___ ENTRIES PROVIDED

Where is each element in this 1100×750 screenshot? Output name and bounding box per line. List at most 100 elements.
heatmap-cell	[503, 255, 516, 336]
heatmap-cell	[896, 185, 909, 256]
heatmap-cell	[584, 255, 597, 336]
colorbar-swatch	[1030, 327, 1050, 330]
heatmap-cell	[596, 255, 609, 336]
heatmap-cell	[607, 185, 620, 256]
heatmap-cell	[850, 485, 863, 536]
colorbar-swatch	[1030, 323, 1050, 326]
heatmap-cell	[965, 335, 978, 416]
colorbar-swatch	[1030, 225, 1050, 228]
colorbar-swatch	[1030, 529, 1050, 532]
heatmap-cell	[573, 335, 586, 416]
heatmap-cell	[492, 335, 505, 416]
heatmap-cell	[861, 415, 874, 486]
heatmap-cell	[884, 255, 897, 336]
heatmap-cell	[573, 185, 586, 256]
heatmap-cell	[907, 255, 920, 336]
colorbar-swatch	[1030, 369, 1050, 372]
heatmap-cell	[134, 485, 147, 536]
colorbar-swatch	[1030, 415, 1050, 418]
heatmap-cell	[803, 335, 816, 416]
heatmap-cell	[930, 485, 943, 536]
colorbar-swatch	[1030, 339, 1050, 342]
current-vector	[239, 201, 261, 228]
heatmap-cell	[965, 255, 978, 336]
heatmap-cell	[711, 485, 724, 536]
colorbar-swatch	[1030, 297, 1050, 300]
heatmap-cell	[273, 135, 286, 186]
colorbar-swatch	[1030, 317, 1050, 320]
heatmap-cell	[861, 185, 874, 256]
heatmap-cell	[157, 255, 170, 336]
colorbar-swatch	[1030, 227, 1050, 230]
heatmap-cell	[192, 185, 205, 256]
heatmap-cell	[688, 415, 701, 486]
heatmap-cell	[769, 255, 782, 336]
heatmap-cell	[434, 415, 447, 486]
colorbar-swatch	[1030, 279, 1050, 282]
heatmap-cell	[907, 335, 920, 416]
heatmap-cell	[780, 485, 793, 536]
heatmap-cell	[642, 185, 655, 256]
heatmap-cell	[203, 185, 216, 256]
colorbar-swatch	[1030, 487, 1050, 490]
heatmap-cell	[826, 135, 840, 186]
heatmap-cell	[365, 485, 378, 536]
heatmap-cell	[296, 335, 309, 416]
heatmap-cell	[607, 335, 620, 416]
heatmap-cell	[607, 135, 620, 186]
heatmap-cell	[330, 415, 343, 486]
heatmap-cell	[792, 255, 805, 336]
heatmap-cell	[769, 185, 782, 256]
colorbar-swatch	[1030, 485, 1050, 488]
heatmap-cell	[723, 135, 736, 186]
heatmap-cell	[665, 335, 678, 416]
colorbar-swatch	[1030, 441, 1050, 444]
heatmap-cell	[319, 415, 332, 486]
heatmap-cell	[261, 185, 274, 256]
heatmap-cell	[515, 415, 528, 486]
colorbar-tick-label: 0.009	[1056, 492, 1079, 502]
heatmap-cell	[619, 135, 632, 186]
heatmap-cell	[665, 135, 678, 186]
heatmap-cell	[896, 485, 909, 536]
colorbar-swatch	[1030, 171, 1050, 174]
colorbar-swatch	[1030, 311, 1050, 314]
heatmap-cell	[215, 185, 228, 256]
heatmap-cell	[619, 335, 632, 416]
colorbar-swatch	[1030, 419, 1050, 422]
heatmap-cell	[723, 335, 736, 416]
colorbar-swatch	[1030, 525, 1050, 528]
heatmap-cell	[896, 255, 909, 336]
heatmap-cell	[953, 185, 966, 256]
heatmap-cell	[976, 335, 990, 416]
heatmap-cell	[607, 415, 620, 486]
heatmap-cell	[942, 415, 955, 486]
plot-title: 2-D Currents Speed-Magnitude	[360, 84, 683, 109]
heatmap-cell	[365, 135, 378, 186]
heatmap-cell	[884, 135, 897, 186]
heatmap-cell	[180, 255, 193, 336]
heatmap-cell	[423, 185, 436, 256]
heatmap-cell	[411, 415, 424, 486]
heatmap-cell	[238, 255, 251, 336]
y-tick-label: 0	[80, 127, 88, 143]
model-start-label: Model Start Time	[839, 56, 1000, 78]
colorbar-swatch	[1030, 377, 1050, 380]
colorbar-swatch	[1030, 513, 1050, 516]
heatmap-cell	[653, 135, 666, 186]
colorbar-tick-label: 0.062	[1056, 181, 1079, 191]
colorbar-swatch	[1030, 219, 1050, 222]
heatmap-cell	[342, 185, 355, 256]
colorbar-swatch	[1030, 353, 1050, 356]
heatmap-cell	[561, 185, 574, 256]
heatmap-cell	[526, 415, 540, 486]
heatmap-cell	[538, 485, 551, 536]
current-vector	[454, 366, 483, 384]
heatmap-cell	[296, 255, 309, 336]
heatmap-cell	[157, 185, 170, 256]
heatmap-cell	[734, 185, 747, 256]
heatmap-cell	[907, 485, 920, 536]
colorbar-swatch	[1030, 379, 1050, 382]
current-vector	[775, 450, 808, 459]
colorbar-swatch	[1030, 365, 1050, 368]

______

## WHAT IS BEING ASKED
Reproduce each of the entries above word for word, keeping every line in its original order.

## WRITTEN SOLUTION
Where is each element in this 1100×750 screenshot? Output name and bounding box per line. List at most 100 elements.
heatmap-cell	[503, 255, 516, 336]
heatmap-cell	[896, 185, 909, 256]
heatmap-cell	[584, 255, 597, 336]
colorbar-swatch	[1030, 327, 1050, 330]
heatmap-cell	[596, 255, 609, 336]
heatmap-cell	[607, 185, 620, 256]
heatmap-cell	[850, 485, 863, 536]
colorbar-swatch	[1030, 323, 1050, 326]
heatmap-cell	[965, 335, 978, 416]
colorbar-swatch	[1030, 225, 1050, 228]
colorbar-swatch	[1030, 529, 1050, 532]
heatmap-cell	[573, 335, 586, 416]
heatmap-cell	[492, 335, 505, 416]
heatmap-cell	[861, 415, 874, 486]
heatmap-cell	[884, 255, 897, 336]
heatmap-cell	[573, 185, 586, 256]
heatmap-cell	[907, 255, 920, 336]
colorbar-swatch	[1030, 369, 1050, 372]
heatmap-cell	[134, 485, 147, 536]
colorbar-swatch	[1030, 415, 1050, 418]
heatmap-cell	[803, 335, 816, 416]
heatmap-cell	[930, 485, 943, 536]
colorbar-swatch	[1030, 339, 1050, 342]
current-vector	[239, 201, 261, 228]
heatmap-cell	[965, 255, 978, 336]
heatmap-cell	[711, 485, 724, 536]
colorbar-swatch	[1030, 297, 1050, 300]
heatmap-cell	[273, 135, 286, 186]
colorbar-swatch	[1030, 317, 1050, 320]
heatmap-cell	[861, 185, 874, 256]
heatmap-cell	[157, 255, 170, 336]
colorbar-swatch	[1030, 227, 1050, 230]
heatmap-cell	[192, 185, 205, 256]
heatmap-cell	[688, 415, 701, 486]
heatmap-cell	[769, 255, 782, 336]
heatmap-cell	[434, 415, 447, 486]
colorbar-swatch	[1030, 279, 1050, 282]
heatmap-cell	[907, 335, 920, 416]
heatmap-cell	[780, 485, 793, 536]
heatmap-cell	[642, 185, 655, 256]
heatmap-cell	[203, 185, 216, 256]
colorbar-swatch	[1030, 487, 1050, 490]
heatmap-cell	[826, 135, 840, 186]
heatmap-cell	[365, 485, 378, 536]
heatmap-cell	[296, 335, 309, 416]
heatmap-cell	[607, 335, 620, 416]
heatmap-cell	[607, 135, 620, 186]
heatmap-cell	[330, 415, 343, 486]
heatmap-cell	[792, 255, 805, 336]
heatmap-cell	[769, 185, 782, 256]
colorbar-swatch	[1030, 485, 1050, 488]
heatmap-cell	[723, 135, 736, 186]
heatmap-cell	[665, 335, 678, 416]
colorbar-swatch	[1030, 441, 1050, 444]
heatmap-cell	[319, 415, 332, 486]
heatmap-cell	[261, 185, 274, 256]
heatmap-cell	[515, 415, 528, 486]
colorbar-tick-label: 0.009	[1056, 492, 1079, 502]
heatmap-cell	[619, 135, 632, 186]
heatmap-cell	[665, 135, 678, 186]
heatmap-cell	[896, 485, 909, 536]
colorbar-swatch	[1030, 171, 1050, 174]
colorbar-swatch	[1030, 311, 1050, 314]
heatmap-cell	[215, 185, 228, 256]
heatmap-cell	[619, 335, 632, 416]
colorbar-swatch	[1030, 419, 1050, 422]
heatmap-cell	[723, 335, 736, 416]
colorbar-swatch	[1030, 525, 1050, 528]
heatmap-cell	[896, 255, 909, 336]
heatmap-cell	[953, 185, 966, 256]
heatmap-cell	[976, 335, 990, 416]
heatmap-cell	[607, 415, 620, 486]
heatmap-cell	[942, 415, 955, 486]
plot-title: 2-D Currents Speed-Magnitude	[360, 84, 683, 109]
heatmap-cell	[365, 135, 378, 186]
heatmap-cell	[884, 135, 897, 186]
heatmap-cell	[180, 255, 193, 336]
heatmap-cell	[423, 185, 436, 256]
heatmap-cell	[411, 415, 424, 486]
heatmap-cell	[238, 255, 251, 336]
y-tick-label: 0	[80, 127, 88, 143]
model-start-label: Model Start Time	[839, 56, 1000, 78]
colorbar-swatch	[1030, 377, 1050, 380]
colorbar-swatch	[1030, 513, 1050, 516]
heatmap-cell	[653, 135, 666, 186]
colorbar-tick-label: 0.062	[1056, 181, 1079, 191]
colorbar-swatch	[1030, 219, 1050, 222]
heatmap-cell	[342, 185, 355, 256]
colorbar-swatch	[1030, 353, 1050, 356]
heatmap-cell	[561, 185, 574, 256]
heatmap-cell	[526, 415, 540, 486]
heatmap-cell	[538, 485, 551, 536]
current-vector	[454, 366, 483, 384]
heatmap-cell	[296, 255, 309, 336]
heatmap-cell	[157, 185, 170, 256]
heatmap-cell	[734, 185, 747, 256]
heatmap-cell	[907, 485, 920, 536]
colorbar-swatch	[1030, 379, 1050, 382]
current-vector	[775, 450, 808, 459]
colorbar-swatch	[1030, 365, 1050, 368]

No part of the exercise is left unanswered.